+++ WORKING DATA +++

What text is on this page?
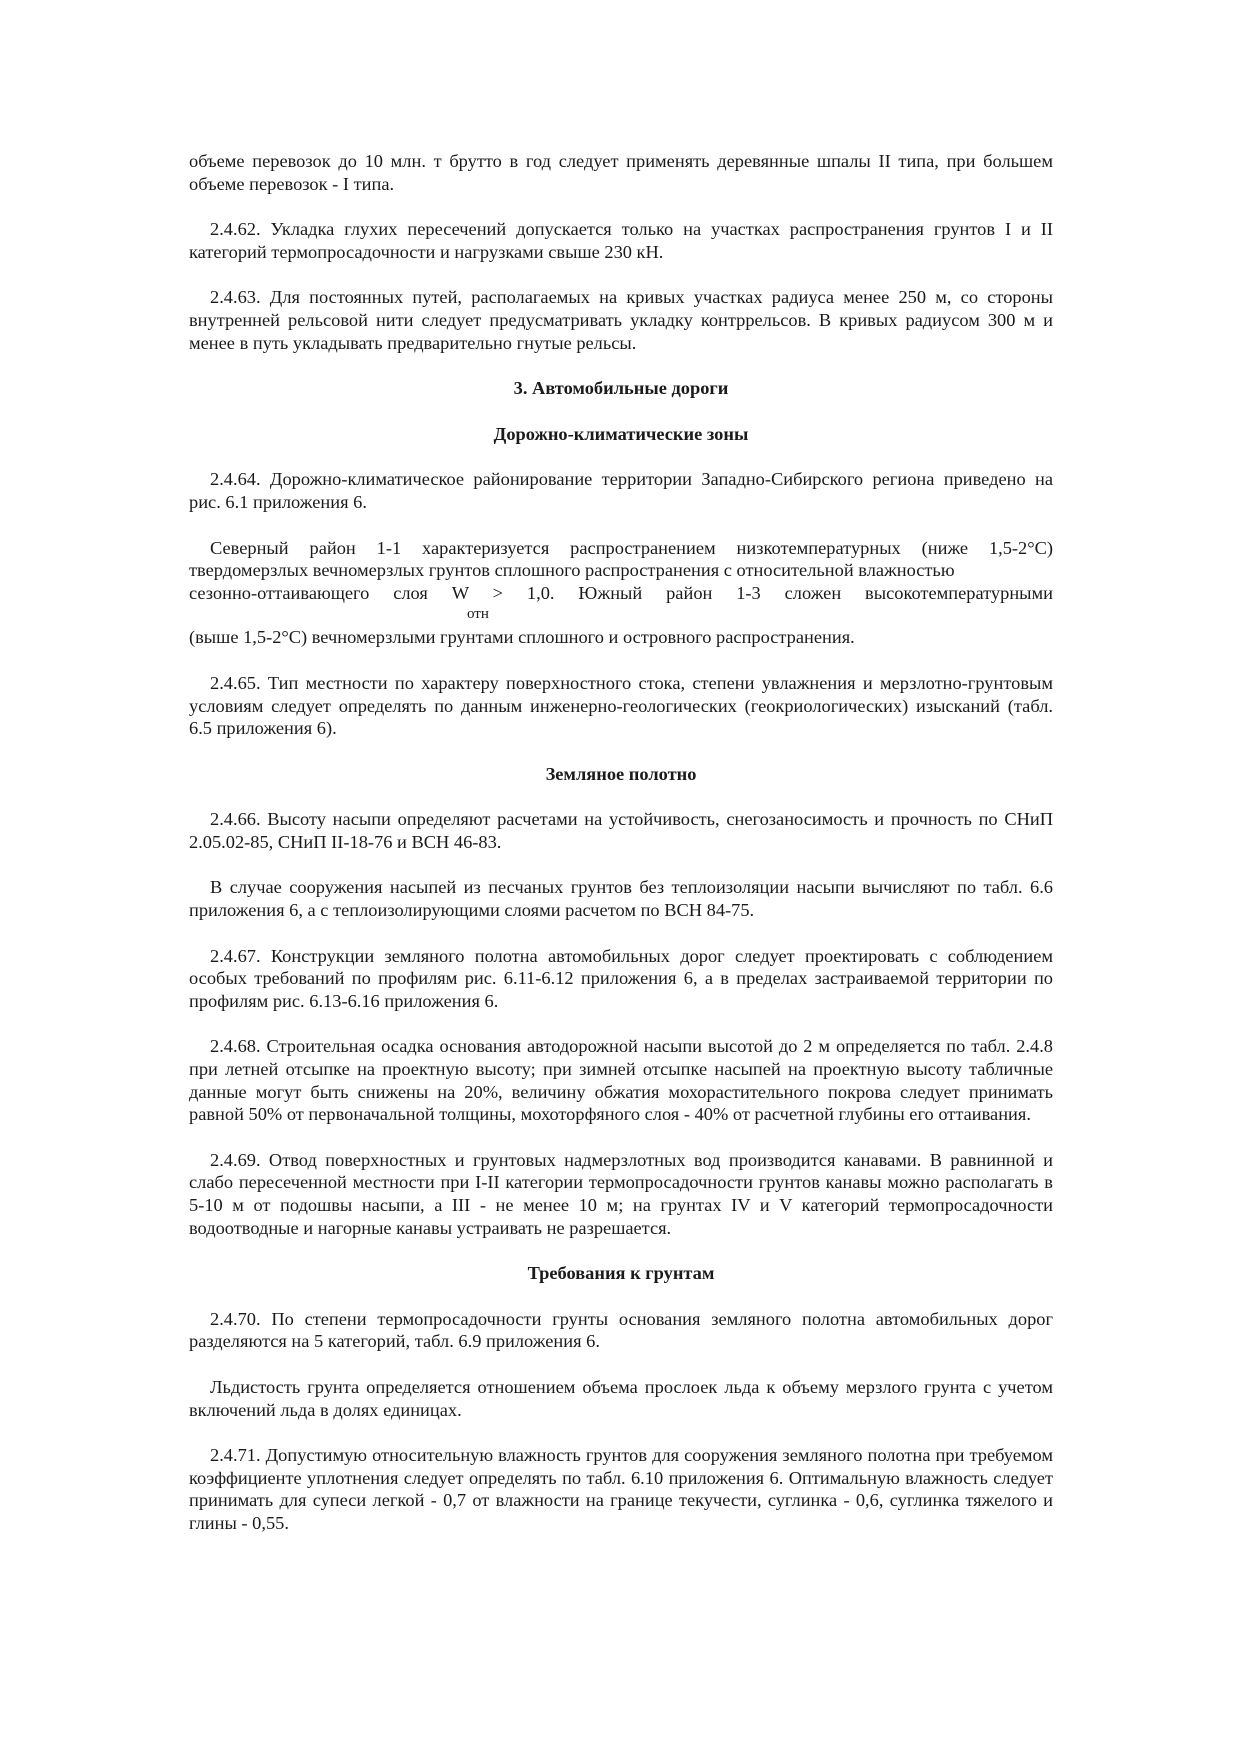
объеме перевозок до 10 млн. т брутто в год следует применять деревянные шпалы II типа, при большем объеме перевозок - I типа.

2.4.62. Укладка глухих пересечений допускается только на участках распространения грунтов I и II категорий термопросадочности и нагрузками свыше 230 кН.

2.4.63. Для постоянных путей, располагаемых на кривых участках радиуса менее 250 м, со стороны внутренней рельсовой нити следует предусматривать укладку контррельсов. В кривых радиусом 300 м и менее в путь укладывать предварительно гнутые рельсы.

3. Автомобильные дороги

Дорожно-климатические зоны

2.4.64. Дорожно-климатическое районирование территории Западно-Сибирского региона приведено на рис. 6.1 приложения 6.

Северный район 1-1 характеризуется распространением низкотемпературных (ниже 1,5-2°С) твердомерзлых вечномерзлых грунтов сплошного распространения с относительной влажностью

сезонно-оттаивающего слоя W > 1,0. Южный район 1-3 сложен высокотемпературными

отн

(выше 1,5-2°С) вечномерзлыми грунтами сплошного и островного распространения.

2.4.65. Тип местности по характеру поверхностного стока, степени увлажнения и мерзлотно-грунтовым условиям следует определять по данным инженерно-геологических (геокриологических) изысканий (табл. 6.5 приложения 6).

Земляное полотно

2.4.66. Высоту насыпи определяют расчетами на устойчивость, снегозаносимость и прочность по СНиП 2.05.02-85, СНиП II-18-76 и ВСН 46-83.

В случае сооружения насыпей из песчаных грунтов без теплоизоляции насыпи вычисляют по табл. 6.6 приложения 6, а с теплоизолирующими слоями расчетом по ВСН 84-75.

2.4.67. Конструкции земляного полотна автомобильных дорог следует проектировать с соблюдением особых требований по профилям рис. 6.11-6.12 приложения 6, а в пределах застраиваемой территории по профилям рис. 6.13-6.16 приложения 6.

2.4.68. Строительная осадка основания автодорожной насыпи высотой до 2 м определяется по табл. 2.4.8 при летней отсыпке на проектную высоту; при зимней отсыпке насыпей на проектную высоту табличные данные могут быть снижены на 20%, величину обжатия мохорастительного покрова следует принимать равной 50% от первоначальной толщины, мохоторфяного слоя - 40% от расчетной глубины его оттаивания.

2.4.69. Отвод поверхностных и грунтовых надмерзлотных вод производится канавами. В равнинной и слабо пересеченной местности при I-II категории термопросадочности грунтов канавы можно располагать в 5-10 м от подошвы насыпи, а III - не менее 10 м; на грунтах IV и V категорий термопросадочности водоотводные и нагорные канавы устраивать не разрешается.

Требования к грунтам

2.4.70. По степени термопросадочности грунты основания земляного полотна автомобильных дорог разделяются на 5 категорий, табл. 6.9 приложения 6.

Льдистость грунта определяется отношением объема прослоек льда к объему мерзлого грунта с учетом включений льда в долях единицах.

2.4.71. Допустимую относительную влажность грунтов для сооружения земляного полотна при требуемом коэффициенте уплотнения следует определять по табл. 6.10 приложения 6. Оптимальную влажность следует принимать для супеси легкой - 0,7 от влажности на границе текучести, суглинка - 0,6, суглинка тяжелого и глины - 0,55.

+++

TASK PROMPT: Gather up the lines containing the word "сплошного" from these records and copy them.

OUTPUT OF THE EXERCISE:
Северный район 1-1 характеризуется распространением низкотемпературных (ниже 1,5-2°С) твердомерзлых вечномерзлых грунтов сплошного распространения с относительной влажностью
(выше 1,5-2°С) вечномерзлыми грунтами сплошного и островного распространения.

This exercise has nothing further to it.